====== Extracted data ======

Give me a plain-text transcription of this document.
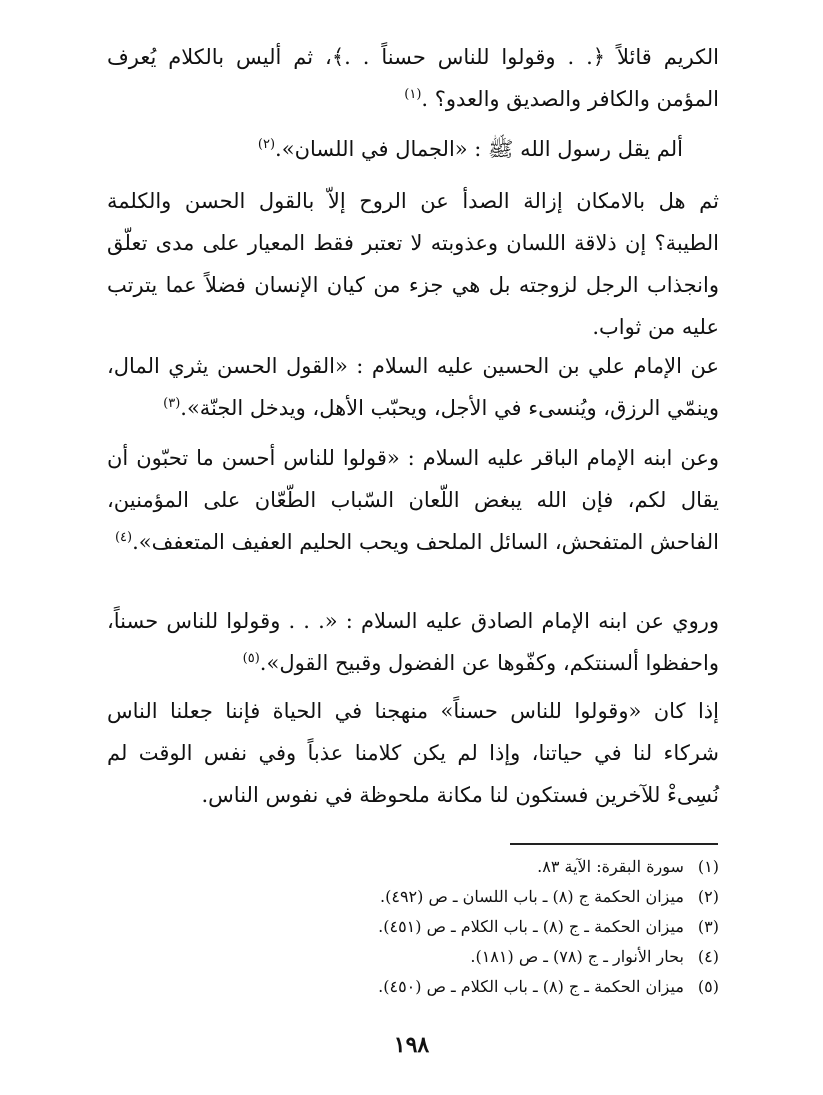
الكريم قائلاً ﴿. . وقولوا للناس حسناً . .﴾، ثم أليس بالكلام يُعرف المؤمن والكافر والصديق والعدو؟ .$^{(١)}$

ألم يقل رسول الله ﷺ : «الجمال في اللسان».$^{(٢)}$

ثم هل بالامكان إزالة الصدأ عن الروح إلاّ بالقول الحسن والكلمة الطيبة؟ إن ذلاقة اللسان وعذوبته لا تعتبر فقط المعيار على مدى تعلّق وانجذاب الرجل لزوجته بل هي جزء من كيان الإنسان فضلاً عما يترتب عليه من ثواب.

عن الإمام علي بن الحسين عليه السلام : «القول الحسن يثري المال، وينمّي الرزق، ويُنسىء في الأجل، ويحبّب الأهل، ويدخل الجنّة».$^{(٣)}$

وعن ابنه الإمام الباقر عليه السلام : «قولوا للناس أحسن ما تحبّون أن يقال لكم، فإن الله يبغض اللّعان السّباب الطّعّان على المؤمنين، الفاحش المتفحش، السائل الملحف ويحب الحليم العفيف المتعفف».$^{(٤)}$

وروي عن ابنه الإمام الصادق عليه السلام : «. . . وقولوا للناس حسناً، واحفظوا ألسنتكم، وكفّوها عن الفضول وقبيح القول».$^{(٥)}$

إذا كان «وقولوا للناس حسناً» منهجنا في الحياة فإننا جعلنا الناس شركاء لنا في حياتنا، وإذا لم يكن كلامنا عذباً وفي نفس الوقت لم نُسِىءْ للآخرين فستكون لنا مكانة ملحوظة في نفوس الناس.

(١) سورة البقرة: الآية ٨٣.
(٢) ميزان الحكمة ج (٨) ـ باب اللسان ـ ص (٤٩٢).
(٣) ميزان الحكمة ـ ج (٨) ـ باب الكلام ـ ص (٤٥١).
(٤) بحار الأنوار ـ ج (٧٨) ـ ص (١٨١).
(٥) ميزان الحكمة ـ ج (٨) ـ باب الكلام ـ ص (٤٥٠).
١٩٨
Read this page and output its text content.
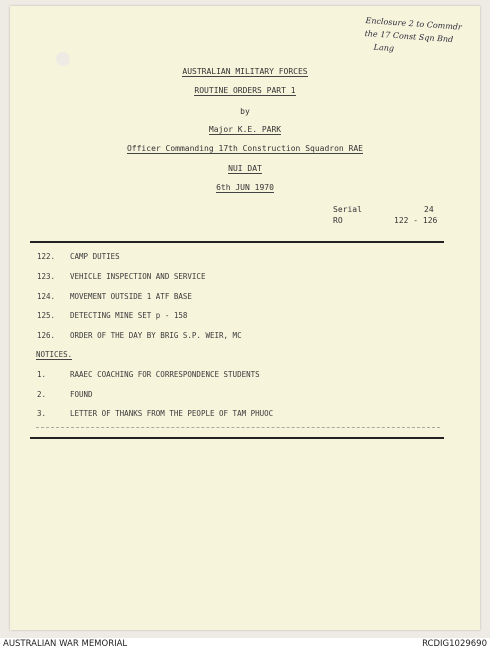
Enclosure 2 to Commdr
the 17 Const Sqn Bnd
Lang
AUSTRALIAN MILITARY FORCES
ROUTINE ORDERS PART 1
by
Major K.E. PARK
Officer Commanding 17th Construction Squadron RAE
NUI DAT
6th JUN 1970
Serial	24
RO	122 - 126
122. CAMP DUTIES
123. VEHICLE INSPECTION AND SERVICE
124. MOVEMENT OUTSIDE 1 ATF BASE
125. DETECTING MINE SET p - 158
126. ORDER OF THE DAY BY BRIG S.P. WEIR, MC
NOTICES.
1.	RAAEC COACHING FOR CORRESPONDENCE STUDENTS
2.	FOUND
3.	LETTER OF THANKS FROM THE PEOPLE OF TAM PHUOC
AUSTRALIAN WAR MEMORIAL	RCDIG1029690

======
====== Extracted data ======

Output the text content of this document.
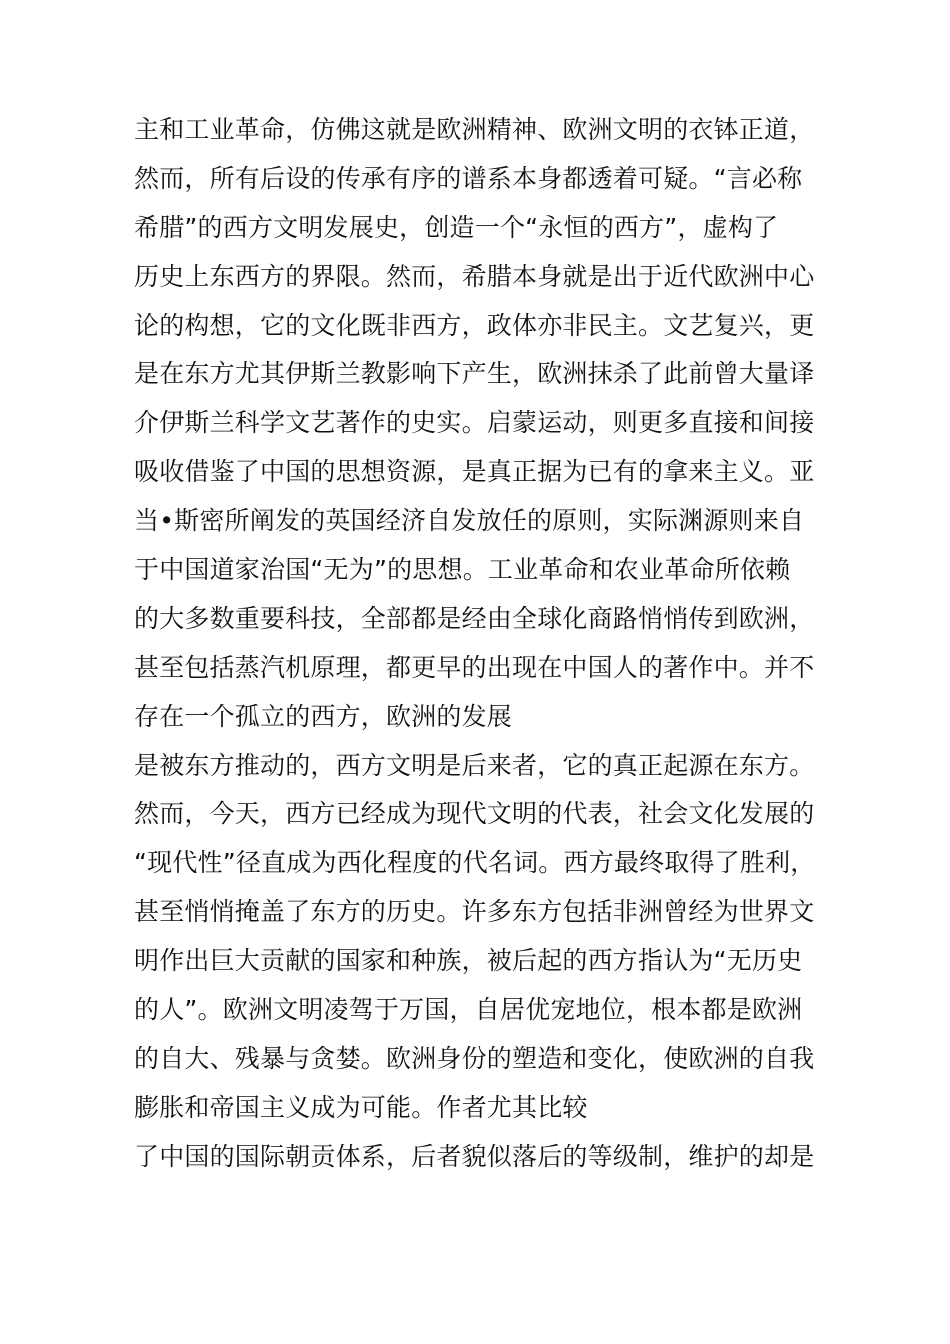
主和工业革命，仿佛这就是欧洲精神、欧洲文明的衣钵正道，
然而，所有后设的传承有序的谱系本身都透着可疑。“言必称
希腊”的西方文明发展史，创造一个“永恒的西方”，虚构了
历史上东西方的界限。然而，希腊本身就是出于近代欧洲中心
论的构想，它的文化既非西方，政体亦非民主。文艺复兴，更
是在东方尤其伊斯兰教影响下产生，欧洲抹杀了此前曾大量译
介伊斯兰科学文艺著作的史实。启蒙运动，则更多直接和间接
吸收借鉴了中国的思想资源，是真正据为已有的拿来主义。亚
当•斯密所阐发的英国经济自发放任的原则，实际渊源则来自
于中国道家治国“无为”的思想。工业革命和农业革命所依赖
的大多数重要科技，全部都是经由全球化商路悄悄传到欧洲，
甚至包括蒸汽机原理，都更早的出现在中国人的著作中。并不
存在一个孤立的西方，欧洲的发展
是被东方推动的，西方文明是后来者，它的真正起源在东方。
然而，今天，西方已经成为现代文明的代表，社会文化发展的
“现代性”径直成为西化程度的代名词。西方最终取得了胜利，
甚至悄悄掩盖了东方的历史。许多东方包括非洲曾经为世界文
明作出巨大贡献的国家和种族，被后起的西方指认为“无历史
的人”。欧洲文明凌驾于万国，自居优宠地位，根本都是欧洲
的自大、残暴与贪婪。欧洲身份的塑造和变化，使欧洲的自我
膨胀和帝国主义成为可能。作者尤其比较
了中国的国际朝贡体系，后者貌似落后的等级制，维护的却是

======

_Exercise objective_: Copy out every line of the data that includes the word "text".

_Answer to the problem_:
Give me a plain-text transcription of this document.
Read this page and output its text content.
Output the text content of this document.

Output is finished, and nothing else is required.